__Textauszug__.

- - - - - - -

Herr Wiederkehr, drei Siege, zwei Unentschieden, zwei Niederlagen – so die Bilanz nach sieben Runden. Sind Sie zufrieden?

Andi Wiederkehr: Als Trainer willst du immer gewinnen, aber man muss realistisch sein. Als Absteiger wollen uns alle Gegner zeigen, dass auch in der 3. Liga guter Fussball gespielt wird. Wir müssen uns daher über den Kampf beweisen. Wirklich zufrieden bin ich mit dem Saisonstart aber nicht.

Wo sehen Sie die Probleme im Spiel Ihres Teams?

Wir sind zu inkonstant. Mal spielen wir richtig guten Fussball und dann tauchen wir plötzlich 30 Minuten ab.

Woran liegt das?

- - - - - - -

__Gesammelte Dateneinträge__.
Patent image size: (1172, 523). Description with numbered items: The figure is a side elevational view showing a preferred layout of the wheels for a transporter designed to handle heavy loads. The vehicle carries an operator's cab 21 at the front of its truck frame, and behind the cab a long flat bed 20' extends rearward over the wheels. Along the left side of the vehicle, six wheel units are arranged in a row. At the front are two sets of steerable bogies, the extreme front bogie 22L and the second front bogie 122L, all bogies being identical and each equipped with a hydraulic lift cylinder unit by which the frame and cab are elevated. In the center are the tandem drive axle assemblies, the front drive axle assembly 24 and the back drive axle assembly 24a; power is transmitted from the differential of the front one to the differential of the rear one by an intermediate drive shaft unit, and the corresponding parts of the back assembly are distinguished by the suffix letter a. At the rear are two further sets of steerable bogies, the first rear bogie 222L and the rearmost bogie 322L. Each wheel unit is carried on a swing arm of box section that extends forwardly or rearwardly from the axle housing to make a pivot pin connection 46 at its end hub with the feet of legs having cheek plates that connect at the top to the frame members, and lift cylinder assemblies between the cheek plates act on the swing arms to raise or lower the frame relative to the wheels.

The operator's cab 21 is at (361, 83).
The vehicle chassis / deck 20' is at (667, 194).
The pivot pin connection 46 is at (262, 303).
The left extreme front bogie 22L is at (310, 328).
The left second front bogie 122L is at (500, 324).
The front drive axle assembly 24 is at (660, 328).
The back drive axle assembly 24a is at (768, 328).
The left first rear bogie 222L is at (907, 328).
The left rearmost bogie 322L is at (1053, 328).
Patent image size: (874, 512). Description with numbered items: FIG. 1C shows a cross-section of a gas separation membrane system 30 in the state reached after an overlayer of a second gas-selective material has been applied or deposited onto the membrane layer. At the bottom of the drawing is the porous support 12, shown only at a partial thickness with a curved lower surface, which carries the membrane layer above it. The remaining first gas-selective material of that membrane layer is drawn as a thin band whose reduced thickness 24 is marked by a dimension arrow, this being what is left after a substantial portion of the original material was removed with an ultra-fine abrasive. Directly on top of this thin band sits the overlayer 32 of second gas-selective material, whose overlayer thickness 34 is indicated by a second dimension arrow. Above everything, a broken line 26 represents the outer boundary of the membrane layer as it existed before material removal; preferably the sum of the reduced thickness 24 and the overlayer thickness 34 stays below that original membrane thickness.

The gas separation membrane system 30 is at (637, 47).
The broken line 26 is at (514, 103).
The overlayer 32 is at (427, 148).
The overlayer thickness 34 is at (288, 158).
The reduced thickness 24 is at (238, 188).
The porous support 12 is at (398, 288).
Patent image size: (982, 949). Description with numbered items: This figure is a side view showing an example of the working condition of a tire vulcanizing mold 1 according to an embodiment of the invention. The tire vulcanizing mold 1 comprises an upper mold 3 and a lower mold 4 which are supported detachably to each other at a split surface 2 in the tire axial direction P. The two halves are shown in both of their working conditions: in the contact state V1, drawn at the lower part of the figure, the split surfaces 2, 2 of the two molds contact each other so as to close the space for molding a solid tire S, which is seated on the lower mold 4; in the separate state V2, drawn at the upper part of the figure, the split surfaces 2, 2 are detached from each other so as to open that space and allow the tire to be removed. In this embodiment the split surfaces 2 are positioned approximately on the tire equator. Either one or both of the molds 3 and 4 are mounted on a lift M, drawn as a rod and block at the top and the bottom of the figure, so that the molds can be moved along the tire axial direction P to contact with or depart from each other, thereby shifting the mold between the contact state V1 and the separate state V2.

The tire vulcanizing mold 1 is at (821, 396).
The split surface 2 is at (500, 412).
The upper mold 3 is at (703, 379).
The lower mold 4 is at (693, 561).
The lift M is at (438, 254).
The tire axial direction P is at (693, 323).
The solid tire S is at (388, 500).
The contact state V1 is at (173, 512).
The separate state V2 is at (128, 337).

- - - - - - -

__Aufgaben__.
• A. Stimmen die folgenden Aussagen mit dem Interview mit Andi Wiederkehr überein? (i) Nach sieben Runden hat das Team drei Siege geholt. (ii) Das Team ist in die 3. Liga aufgestiegen. (iii) Wiederkehr ist mit dem Saisonstart wirklich zufrieden.
• B. Knüpfen Sie an das Interview mit Andi Wiederkehr an und führen Sie es im Anschluss an seinen letzten Satz fort.

__Lösungen__.
• A.
(i) Ja: „drei Siege, zwei Unentschieden, zwei Niederlagen – so die Bilanz nach sieben Runden“
(ii) Nein: „Als Absteiger wollen uns alle Gegner zeigen, dass auch in der 3. Liga guter Fussball gespielt wird.“
(iii) Nein: „Wirklich zufrieden bin ich mit dem Saisonstart aber nicht.“

• B.
Ich habe eine sehr junge Mannschaft mit nur wenigen Routiniers. Da fehlen in bestimmten Situationen die Cleverness und die Erfahrung. So ist auch zu erklären, weshalb wir gegen Wädenswil und Buttikon jeweils wegen Gegentreffern in der 90. Minute noch Punkte haben liegen lassen. Aber die mangelnde Erfahrung bringen wir nicht von heute auf morgen weg, das braucht Zeit. Ich bin aber überzeugt, dass wir mit diesem Team bereits in der nächsten Saison um den Wiederaufstieg in die 2. Liga mitspielen können.

Welche Neuzugänge haben bis jetzt überzeugt?

Überraschend gut sind die beiden A-Junioren Tiago Pereira und Ruben da Silva, die oft zum Einsatz kommen. Auch Alessandro Stambene hat sehr gute Voraussetzungen, braucht aber noch mehr Praxis.

Wer blieb unter den Erwartungen?

Wirklich enttäuscht hat mich niemand, aber die ganze Mannschaft hat noch Steigerungspotenzial.

Mit Davide de Luca scheint ein wichtiger Spieler langsam wieder Fuss zu fassen.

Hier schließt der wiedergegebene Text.